━━━━━ Extracted information

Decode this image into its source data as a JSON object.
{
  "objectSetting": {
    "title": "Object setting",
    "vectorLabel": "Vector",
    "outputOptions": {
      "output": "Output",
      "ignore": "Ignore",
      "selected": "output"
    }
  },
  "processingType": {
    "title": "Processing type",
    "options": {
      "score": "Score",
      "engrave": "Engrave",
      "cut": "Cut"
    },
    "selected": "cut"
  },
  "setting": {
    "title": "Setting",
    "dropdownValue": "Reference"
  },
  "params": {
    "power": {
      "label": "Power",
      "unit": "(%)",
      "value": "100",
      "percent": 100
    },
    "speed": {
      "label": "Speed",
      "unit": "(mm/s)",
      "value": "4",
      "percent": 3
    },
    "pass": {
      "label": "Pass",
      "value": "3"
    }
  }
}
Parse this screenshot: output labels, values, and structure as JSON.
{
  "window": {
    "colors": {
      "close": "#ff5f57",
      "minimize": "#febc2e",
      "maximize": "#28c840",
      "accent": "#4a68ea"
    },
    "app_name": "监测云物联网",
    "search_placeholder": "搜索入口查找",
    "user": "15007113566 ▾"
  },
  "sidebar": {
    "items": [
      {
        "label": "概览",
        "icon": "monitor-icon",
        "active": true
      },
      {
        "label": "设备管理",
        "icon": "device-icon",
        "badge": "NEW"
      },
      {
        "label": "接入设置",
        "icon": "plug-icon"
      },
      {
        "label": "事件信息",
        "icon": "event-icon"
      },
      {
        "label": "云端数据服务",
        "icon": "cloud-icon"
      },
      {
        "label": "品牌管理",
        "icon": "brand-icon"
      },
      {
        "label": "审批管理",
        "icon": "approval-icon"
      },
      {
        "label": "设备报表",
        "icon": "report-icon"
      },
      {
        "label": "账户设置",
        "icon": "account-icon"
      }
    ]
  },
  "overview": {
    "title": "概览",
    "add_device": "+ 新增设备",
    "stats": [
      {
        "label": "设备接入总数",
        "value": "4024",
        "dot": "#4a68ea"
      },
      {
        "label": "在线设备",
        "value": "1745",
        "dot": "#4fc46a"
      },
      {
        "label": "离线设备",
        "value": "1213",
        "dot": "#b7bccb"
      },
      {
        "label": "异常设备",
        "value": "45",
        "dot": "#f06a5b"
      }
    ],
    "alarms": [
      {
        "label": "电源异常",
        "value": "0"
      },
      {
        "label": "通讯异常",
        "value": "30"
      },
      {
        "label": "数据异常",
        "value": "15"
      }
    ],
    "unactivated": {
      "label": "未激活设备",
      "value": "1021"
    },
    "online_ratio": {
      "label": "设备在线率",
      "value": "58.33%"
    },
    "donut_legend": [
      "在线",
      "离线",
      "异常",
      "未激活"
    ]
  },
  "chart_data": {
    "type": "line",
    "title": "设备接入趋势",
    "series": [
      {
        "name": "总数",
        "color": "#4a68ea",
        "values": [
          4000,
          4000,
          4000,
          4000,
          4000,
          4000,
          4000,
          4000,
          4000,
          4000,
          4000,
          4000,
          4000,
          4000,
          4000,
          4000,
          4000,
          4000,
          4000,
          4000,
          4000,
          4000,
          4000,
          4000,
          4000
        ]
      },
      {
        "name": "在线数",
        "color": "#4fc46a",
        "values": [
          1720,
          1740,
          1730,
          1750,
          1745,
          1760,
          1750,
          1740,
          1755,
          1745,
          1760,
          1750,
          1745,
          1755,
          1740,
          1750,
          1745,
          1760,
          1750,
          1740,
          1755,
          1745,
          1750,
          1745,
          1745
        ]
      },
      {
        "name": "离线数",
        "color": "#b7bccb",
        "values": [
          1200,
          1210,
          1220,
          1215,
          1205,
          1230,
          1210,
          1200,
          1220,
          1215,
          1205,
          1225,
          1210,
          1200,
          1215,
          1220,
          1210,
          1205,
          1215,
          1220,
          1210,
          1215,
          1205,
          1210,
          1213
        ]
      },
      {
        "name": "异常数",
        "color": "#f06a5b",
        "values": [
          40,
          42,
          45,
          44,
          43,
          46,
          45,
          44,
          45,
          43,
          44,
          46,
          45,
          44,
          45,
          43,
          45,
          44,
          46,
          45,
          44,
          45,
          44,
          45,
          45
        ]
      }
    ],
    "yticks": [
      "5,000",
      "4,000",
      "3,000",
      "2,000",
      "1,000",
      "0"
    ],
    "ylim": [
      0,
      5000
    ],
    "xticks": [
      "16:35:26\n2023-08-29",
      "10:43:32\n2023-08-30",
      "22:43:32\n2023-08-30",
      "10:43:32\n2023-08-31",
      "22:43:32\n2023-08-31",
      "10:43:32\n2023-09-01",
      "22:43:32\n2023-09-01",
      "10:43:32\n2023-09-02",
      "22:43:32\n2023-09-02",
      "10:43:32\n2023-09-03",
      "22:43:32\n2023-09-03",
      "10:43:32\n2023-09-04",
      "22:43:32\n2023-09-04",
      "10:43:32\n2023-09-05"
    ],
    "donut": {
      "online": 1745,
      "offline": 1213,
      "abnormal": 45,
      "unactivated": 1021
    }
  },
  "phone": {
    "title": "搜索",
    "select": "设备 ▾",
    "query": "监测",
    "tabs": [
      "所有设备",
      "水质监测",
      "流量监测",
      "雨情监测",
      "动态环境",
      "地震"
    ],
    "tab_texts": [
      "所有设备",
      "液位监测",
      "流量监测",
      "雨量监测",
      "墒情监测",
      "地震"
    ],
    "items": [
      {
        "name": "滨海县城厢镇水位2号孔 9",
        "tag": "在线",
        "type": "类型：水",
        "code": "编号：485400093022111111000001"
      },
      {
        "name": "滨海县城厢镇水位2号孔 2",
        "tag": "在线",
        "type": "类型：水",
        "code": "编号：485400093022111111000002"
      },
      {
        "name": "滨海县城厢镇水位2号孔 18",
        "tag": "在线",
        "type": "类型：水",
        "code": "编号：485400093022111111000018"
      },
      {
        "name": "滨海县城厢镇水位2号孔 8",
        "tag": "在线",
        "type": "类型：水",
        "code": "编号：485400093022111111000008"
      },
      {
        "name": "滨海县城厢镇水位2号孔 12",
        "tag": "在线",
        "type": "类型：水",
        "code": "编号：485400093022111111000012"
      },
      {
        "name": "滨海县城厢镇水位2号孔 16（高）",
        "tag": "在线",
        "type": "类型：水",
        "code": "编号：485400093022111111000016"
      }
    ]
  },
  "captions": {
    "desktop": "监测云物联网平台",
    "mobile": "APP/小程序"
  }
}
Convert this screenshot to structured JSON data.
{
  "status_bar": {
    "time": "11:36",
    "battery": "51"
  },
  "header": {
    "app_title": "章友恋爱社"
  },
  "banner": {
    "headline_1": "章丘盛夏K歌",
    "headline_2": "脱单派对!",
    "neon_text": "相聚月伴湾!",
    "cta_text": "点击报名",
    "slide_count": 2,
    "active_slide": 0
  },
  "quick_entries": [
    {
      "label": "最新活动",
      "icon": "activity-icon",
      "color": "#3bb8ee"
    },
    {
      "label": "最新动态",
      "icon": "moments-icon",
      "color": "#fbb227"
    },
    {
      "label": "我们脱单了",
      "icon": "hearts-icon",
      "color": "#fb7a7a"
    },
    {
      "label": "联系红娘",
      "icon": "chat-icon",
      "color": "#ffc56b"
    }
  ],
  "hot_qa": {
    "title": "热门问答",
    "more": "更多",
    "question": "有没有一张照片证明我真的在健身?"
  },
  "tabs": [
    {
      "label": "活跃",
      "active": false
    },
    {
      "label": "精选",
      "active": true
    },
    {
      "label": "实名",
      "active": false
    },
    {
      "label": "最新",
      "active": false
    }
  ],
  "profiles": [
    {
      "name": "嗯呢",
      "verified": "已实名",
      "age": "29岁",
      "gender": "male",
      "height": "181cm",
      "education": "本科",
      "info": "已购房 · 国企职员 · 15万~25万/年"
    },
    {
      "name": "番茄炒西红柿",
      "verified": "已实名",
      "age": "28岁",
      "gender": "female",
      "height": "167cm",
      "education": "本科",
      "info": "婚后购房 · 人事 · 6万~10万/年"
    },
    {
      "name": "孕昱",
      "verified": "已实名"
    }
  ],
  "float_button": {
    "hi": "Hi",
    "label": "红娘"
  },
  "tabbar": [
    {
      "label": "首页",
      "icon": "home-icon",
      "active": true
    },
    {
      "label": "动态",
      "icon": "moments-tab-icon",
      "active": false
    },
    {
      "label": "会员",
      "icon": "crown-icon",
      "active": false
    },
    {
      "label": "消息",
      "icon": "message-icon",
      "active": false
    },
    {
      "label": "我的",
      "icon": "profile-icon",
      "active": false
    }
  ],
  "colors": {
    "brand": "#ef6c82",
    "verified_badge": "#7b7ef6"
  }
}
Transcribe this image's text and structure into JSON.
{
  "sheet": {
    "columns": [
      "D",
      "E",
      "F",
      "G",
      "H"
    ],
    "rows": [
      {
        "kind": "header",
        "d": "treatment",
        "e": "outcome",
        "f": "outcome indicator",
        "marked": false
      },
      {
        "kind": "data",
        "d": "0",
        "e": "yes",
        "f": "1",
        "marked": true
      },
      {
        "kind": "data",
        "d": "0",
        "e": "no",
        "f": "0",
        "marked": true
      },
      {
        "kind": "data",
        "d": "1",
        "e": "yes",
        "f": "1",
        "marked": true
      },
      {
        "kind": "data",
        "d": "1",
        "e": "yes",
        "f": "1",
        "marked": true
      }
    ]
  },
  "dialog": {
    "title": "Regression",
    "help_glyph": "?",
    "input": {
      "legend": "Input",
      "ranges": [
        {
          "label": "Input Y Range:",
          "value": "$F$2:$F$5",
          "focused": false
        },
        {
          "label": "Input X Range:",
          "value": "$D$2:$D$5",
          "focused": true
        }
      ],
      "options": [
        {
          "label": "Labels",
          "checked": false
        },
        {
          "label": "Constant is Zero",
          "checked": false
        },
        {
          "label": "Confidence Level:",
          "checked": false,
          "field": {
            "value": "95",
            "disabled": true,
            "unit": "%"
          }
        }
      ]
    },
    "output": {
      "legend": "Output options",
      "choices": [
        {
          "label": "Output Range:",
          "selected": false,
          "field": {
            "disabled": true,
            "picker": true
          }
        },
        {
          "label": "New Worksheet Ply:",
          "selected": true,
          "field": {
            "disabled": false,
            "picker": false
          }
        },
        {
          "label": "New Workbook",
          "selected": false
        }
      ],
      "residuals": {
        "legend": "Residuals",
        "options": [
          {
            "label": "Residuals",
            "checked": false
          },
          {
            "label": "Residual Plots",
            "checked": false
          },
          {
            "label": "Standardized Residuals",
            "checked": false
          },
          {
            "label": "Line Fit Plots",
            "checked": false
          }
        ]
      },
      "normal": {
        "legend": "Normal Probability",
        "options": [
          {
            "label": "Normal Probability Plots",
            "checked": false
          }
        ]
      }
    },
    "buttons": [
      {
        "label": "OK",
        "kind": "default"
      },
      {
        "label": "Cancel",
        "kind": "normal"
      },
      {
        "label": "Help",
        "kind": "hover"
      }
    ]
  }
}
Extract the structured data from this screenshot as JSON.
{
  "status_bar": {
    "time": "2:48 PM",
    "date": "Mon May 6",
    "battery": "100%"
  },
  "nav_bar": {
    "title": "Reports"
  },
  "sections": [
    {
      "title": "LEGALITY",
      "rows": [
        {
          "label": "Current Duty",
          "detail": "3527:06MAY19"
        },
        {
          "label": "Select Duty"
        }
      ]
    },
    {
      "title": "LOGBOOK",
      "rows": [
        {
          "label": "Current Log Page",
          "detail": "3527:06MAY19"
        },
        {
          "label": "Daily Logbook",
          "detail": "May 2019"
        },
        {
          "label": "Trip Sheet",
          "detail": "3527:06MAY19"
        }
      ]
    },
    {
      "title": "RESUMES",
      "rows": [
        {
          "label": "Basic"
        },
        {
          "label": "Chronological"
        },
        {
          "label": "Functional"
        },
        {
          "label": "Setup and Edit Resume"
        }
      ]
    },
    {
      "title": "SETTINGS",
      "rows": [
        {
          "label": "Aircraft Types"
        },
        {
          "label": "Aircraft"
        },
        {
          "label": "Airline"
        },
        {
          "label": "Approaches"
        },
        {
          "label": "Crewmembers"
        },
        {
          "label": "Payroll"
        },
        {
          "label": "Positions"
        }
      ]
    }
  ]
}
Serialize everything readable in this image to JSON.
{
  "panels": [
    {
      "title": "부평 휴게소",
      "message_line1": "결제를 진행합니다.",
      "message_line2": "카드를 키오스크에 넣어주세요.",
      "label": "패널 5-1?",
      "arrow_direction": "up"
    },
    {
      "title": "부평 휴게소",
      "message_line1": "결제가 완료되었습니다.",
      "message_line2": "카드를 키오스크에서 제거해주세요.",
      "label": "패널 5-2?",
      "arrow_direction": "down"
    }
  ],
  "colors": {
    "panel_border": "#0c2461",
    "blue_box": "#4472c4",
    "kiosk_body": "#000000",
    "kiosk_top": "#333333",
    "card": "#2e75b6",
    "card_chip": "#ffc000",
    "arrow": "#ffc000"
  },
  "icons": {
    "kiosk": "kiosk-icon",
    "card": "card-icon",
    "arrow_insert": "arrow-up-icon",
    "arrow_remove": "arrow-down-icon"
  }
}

━━━━━━━━━━

**To be done**
Find the lines holding "image" and list every one.

**Complete answer**
Decode this image into its source data as a JSON object.
Transcribe this image's text and structure into JSON.
Serialize everything readable in this image to JSON.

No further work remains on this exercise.